Data shown
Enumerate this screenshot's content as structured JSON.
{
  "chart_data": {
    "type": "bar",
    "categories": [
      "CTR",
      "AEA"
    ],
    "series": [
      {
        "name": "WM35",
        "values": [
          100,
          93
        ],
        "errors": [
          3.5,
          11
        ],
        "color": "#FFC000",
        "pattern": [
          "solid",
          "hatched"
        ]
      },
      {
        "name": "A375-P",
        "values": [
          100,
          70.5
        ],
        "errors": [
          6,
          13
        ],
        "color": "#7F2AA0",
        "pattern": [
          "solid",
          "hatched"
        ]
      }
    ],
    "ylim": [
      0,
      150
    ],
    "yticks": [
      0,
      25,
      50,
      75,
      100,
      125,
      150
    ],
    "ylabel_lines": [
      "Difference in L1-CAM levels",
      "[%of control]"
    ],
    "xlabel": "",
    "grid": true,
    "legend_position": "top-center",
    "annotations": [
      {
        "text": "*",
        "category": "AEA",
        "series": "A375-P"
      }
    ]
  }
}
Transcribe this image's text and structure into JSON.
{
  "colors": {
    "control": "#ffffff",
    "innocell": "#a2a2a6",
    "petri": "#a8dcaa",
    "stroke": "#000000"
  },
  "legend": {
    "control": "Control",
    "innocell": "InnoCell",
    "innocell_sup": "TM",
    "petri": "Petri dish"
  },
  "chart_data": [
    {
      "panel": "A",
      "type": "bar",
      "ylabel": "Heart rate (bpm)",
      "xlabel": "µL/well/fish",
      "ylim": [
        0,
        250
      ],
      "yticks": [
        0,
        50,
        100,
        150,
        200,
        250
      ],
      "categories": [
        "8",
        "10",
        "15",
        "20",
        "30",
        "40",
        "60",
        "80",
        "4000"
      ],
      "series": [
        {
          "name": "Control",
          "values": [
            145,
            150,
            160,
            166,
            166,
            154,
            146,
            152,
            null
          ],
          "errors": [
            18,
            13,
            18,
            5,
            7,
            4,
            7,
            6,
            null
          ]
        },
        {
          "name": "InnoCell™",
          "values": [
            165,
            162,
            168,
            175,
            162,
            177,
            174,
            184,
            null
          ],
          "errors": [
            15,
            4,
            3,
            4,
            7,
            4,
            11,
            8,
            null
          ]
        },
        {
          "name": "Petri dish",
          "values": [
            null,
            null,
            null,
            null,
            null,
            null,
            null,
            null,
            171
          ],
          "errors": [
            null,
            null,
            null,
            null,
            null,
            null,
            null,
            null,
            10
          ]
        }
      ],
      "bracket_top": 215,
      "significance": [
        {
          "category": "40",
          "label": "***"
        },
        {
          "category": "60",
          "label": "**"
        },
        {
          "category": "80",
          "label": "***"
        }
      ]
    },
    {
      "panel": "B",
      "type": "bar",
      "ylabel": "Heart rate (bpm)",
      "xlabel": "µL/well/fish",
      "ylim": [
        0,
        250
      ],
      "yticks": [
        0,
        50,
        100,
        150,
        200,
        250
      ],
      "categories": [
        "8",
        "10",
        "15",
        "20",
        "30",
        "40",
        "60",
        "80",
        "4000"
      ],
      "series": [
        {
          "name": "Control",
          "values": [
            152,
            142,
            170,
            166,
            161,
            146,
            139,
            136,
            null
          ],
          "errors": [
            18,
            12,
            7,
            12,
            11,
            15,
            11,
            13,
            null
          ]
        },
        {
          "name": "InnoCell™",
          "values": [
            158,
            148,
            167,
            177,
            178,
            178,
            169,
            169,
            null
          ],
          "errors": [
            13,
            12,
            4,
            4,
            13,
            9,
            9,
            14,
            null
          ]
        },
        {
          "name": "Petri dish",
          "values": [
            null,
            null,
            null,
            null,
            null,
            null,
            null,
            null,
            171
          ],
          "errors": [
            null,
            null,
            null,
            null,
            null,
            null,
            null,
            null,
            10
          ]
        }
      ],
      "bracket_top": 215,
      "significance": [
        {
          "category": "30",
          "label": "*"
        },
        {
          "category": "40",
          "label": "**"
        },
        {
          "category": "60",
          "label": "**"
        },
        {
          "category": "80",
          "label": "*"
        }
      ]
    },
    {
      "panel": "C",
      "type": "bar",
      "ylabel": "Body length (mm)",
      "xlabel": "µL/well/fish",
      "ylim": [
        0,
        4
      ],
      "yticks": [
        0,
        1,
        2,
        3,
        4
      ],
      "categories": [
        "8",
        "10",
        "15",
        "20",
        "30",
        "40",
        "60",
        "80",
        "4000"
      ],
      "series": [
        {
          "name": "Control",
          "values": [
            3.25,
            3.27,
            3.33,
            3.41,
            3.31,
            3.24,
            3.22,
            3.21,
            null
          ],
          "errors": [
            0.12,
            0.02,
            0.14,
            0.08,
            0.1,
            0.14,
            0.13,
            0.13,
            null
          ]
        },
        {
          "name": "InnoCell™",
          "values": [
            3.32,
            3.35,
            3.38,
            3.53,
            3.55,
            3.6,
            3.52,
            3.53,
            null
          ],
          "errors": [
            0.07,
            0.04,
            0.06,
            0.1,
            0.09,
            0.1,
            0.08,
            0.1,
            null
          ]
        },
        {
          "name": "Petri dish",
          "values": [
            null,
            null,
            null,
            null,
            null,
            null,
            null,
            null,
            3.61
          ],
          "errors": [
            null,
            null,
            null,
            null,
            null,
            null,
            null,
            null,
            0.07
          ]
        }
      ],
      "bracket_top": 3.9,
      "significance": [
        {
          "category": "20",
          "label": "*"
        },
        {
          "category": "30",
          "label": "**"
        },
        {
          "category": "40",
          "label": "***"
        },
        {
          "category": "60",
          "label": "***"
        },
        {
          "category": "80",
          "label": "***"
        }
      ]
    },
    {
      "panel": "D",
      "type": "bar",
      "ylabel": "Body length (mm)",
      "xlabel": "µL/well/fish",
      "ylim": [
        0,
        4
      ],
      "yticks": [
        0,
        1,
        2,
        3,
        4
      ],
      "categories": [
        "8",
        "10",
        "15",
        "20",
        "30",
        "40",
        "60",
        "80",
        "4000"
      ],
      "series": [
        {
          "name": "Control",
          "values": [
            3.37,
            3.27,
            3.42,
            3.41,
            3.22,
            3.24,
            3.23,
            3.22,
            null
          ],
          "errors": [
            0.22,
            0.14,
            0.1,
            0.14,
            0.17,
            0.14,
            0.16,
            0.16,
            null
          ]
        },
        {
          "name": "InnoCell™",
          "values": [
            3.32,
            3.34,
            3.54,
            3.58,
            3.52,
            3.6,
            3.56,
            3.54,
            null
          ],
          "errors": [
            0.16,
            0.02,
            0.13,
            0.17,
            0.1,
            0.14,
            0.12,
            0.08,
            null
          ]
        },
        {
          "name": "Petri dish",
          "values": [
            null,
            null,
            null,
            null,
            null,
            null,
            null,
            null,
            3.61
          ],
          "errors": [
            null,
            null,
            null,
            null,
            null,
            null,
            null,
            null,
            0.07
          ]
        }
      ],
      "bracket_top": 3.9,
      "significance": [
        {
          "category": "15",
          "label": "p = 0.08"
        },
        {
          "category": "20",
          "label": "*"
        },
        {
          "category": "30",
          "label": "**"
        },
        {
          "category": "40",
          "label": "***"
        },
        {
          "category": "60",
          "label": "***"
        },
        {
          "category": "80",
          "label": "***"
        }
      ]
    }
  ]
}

The request
What count of lines in the listing contain the word "JSON"? Reply with the number only.

Exercise response
2